• **WHAT IS NEEDED**
Within the listing below, locate all lines containing the word "Glucose". Copy each one.

┌─ SUPPLIED RECORDS

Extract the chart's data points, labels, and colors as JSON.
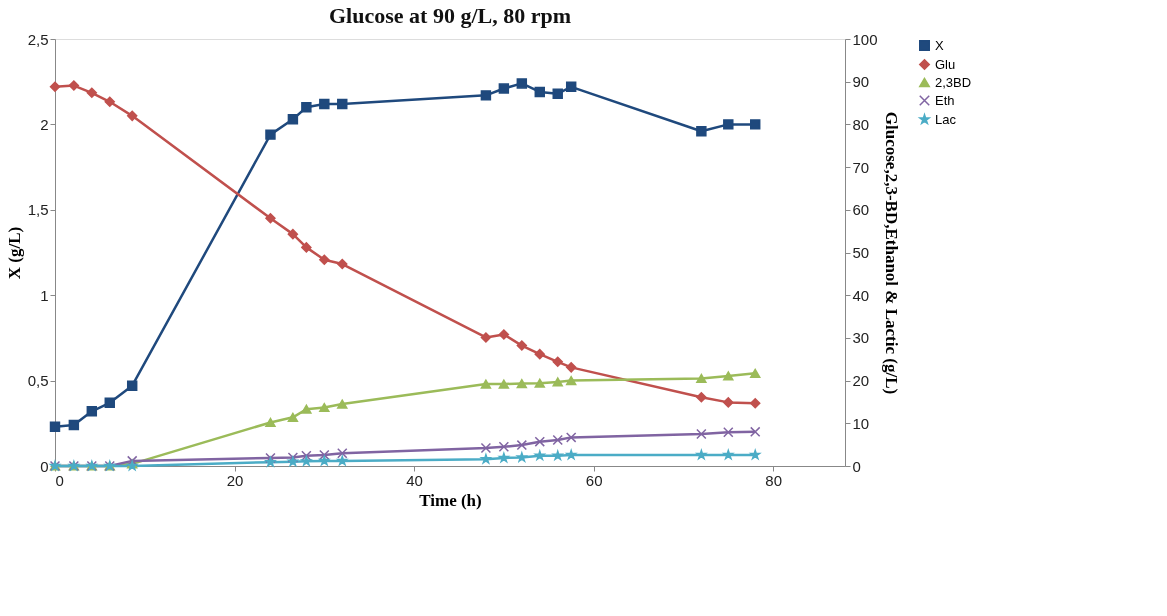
{
  "chart_data": {
    "type": "line",
    "title": "Glucose at 90 g/L, 80 rpm",
    "xlabel": "Time (h)",
    "ylabel": "X (g/L)",
    "y2label": "Glucose,2,3-BD,Ethanol & Lactic (g/L)",
    "x": [
      0,
      2.1,
      4.1,
      6.1,
      8.6,
      24,
      26.5,
      28,
      30,
      32,
      48,
      50,
      52,
      54,
      56,
      57.5,
      72,
      75,
      78
    ],
    "xlim": [
      0,
      88
    ],
    "xticks": [
      0,
      20,
      40,
      60,
      80
    ],
    "ylim": [
      0,
      2.5
    ],
    "yticks": [
      {
        "value": 0,
        "label": "0"
      },
      {
        "value": 0.5,
        "label": "0,5"
      },
      {
        "value": 1,
        "label": "1"
      },
      {
        "value": 1.5,
        "label": "1,5"
      },
      {
        "value": 2,
        "label": "2"
      },
      {
        "value": 2.5,
        "label": "2,5"
      }
    ],
    "y2lim": [
      0,
      100
    ],
    "y2ticks": [
      0,
      10,
      20,
      30,
      40,
      50,
      60,
      70,
      80,
      90,
      100
    ],
    "grid": false,
    "legend": "top right",
    "series": [
      {
        "name": "X",
        "color": "#1f497d",
        "marker": "square",
        "values": [
          0.23,
          0.24,
          0.32,
          0.37,
          0.47,
          1.94,
          2.03,
          2.1,
          2.12,
          2.12,
          2.17,
          2.21,
          2.24,
          2.19,
          2.18,
          2.22,
          1.96,
          2.0,
          2.0
        ]
      },
      {
        "name": "Glu",
        "color": "#c0504d",
        "marker": "diamond",
        "axis": "y2",
        "values": [
          88.8,
          89.1,
          87.4,
          85.3,
          82.0,
          58.0,
          54.3,
          51.2,
          48.3,
          47.3,
          30.1,
          30.8,
          28.2,
          26.2,
          24.4,
          23.1,
          16.1,
          14.9,
          14.7
        ]
      },
      {
        "name": "2,3BD",
        "color": "#9bbb59",
        "marker": "triangle",
        "axis": "y2",
        "values": [
          0,
          0,
          0,
          0,
          0.5,
          10.2,
          11.4,
          13.3,
          13.7,
          14.5,
          19.2,
          19.2,
          19.3,
          19.4,
          19.7,
          20.0,
          20.5,
          21.1,
          21.7
        ]
      },
      {
        "name": "Eth",
        "color": "#8064a2",
        "marker": "cross",
        "axis": "y2",
        "values": [
          0,
          0,
          0,
          0,
          1.2,
          1.9,
          2.0,
          2.4,
          2.6,
          3.0,
          4.2,
          4.5,
          4.9,
          5.7,
          6.1,
          6.7,
          7.5,
          7.9,
          8.0
        ]
      },
      {
        "name": "Lac",
        "color": "#4bacc6",
        "marker": "star",
        "axis": "y2",
        "values": [
          0,
          0,
          0,
          0,
          0,
          0.9,
          1.0,
          1.1,
          1.2,
          1.2,
          1.6,
          1.9,
          2.0,
          2.4,
          2.4,
          2.6,
          2.6,
          2.6,
          2.6
        ]
      }
    ]
  }
}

└─

• **EXERCISE RESPONSE**
    "title": "Glucose at 90 g/L, 80 rpm",
    "y2label": "Glucose,2,3-BD,Ethanol & Lactic (g/L)",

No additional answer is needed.